:: RECORDS TO PROCESS ::
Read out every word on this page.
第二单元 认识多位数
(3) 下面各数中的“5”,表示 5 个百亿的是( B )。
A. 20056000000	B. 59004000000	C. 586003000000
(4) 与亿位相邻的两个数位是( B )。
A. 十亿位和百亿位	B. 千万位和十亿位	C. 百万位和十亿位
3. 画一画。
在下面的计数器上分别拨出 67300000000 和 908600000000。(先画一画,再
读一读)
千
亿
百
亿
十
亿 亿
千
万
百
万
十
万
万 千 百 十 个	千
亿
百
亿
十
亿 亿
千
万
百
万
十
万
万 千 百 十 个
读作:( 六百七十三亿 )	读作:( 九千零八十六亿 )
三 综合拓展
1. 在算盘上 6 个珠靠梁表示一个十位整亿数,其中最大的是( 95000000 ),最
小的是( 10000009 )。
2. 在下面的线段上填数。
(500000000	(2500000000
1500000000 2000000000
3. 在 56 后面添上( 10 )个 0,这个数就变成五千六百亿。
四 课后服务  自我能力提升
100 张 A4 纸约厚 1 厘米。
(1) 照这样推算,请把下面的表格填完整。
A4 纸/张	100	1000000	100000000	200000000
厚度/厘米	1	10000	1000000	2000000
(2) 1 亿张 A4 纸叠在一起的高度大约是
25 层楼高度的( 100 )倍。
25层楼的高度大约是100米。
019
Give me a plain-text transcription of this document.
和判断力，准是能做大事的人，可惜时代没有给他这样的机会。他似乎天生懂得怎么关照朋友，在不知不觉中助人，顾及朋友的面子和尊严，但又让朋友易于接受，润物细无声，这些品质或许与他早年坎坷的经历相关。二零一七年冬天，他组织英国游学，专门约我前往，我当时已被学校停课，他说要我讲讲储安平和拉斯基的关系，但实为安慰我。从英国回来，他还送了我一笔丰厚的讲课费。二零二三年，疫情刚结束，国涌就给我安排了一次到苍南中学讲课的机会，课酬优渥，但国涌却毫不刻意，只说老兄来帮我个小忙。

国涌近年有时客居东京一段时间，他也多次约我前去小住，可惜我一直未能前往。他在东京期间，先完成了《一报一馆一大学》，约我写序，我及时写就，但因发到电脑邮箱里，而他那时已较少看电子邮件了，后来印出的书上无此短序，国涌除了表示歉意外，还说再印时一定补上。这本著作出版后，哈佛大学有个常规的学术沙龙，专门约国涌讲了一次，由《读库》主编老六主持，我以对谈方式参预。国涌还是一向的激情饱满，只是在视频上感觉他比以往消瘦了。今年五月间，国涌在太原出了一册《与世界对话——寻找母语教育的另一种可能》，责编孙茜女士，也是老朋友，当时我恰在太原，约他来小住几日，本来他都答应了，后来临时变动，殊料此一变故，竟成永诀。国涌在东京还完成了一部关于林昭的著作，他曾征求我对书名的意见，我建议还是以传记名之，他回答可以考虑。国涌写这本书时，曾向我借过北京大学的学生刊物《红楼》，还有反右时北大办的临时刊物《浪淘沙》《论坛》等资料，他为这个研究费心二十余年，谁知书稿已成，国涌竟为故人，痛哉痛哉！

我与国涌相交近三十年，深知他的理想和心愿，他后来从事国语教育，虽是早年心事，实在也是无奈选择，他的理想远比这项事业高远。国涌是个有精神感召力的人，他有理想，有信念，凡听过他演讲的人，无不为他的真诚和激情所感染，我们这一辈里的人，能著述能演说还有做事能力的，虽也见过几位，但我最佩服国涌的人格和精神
:::
*WRITTEN EXERCISE*. Copy out all of the data exactly, leaving nothing out.

*ANSWER TO THIS EXERCISE*.
Read out every word on this page.
第二单元 认识多位数
(3) 下面各数中的“5”,表示 5 个百亿的是( B )。
A. 20056000000	B. 59004000000	C. 586003000000
(4) 与亿位相邻的两个数位是( B )。
A. 十亿位和百亿位	B. 千万位和十亿位	C. 百万位和十亿位
3. 画一画。
在下面的计数器上分别拨出 67300000000 和 908600000000。(先画一画,再
读一读)
千
亿
百
亿
十
亿 亿
千
万
百
万
十
万
万 千 百 十 个	千
亿
百
亿
十
亿 亿
千
万
百
万
十
万
万 千 百 十 个
读作:( 六百七十三亿 )	读作:( 九千零八十六亿 )
三 综合拓展
1. 在算盘上 6 个珠靠梁表示一个十位整亿数,其中最大的是( 95000000 ),最
小的是( 10000009 )。
2. 在下面的线段上填数。
(500000000	(2500000000
1500000000 2000000000
3. 在 56 后面添上( 10 )个 0,这个数就变成五千六百亿。
四 课后服务  自我能力提升
100 张 A4 纸约厚 1 厘米。
(1) 照这样推算,请把下面的表格填完整。
A4 纸/张	100	1000000	100000000	200000000
厚度/厘米	1	10000	1000000	2000000
(2) 1 亿张 A4 纸叠在一起的高度大约是
25 层楼高度的( 100 )倍。
25层楼的高度大约是100米。
019
Give me a plain-text transcription of this document.
和判断力，准是能做大事的人，可惜时代没有给他这样的机会。他似乎天生懂得怎么关照朋友，在不知不觉中助人，顾及朋友的面子和尊严，但又让朋友易于接受，润物细无声，这些品质或许与他早年坎坷的经历相关。二零一七年冬天，他组织英国游学，专门约我前往，我当时已被学校停课，他说要我讲讲储安平和拉斯基的关系，但实为安慰我。从英国回来，他还送了我一笔丰厚的讲课费。二零二三年，疫情刚结束，国涌就给我安排了一次到苍南中学讲课的机会，课酬优渥，但国涌却毫不刻意，只说老兄来帮我个小忙。

国涌近年有时客居东京一段时间，他也多次约我前去小住，可惜我一直未能前往。他在东京期间，先完成了《一报一馆一大学》，约我写序，我及时写就，但因发到电脑邮箱里，而他那时已较少看电子邮件了，后来印出的书上无此短序，国涌除了表示歉意外，还说再印时一定补上。这本著作出版后，哈佛大学有个常规的学术沙龙，专门约国涌讲了一次，由《读库》主编老六主持，我以对谈方式参预。国涌还是一向的激情饱满，只是在视频上感觉他比以往消瘦了。今年五月间，国涌在太原出了一册《与世界对话——寻找母语教育的另一种可能》，责编孙茜女士，也是老朋友，当时我恰在太原，约他来小住几日，本来他都答应了，后来临时变动，殊料此一变故，竟成永诀。国涌在东京还完成了一部关于林昭的著作，他曾征求我对书名的意见，我建议还是以传记名之，他回答可以考虑。国涌写这本书时，曾向我借过北京大学的学生刊物《红楼》，还有反右时北大办的临时刊物《浪淘沙》《论坛》等资料，他为这个研究费心二十余年，谁知书稿已成，国涌竟为故人，痛哉痛哉！

我与国涌相交近三十年，深知他的理想和心愿，他后来从事国语教育，虽是早年心事，实在也是无奈选择，他的理想远比这项事业高远。国涌是个有精神感召力的人，他有理想，有信念，凡听过他演讲的人，无不为他的真诚和激情所感染，我们这一辈里的人，能著述能演说还有做事能力的，虽也见过几位，但我最佩服国涌的人格和精神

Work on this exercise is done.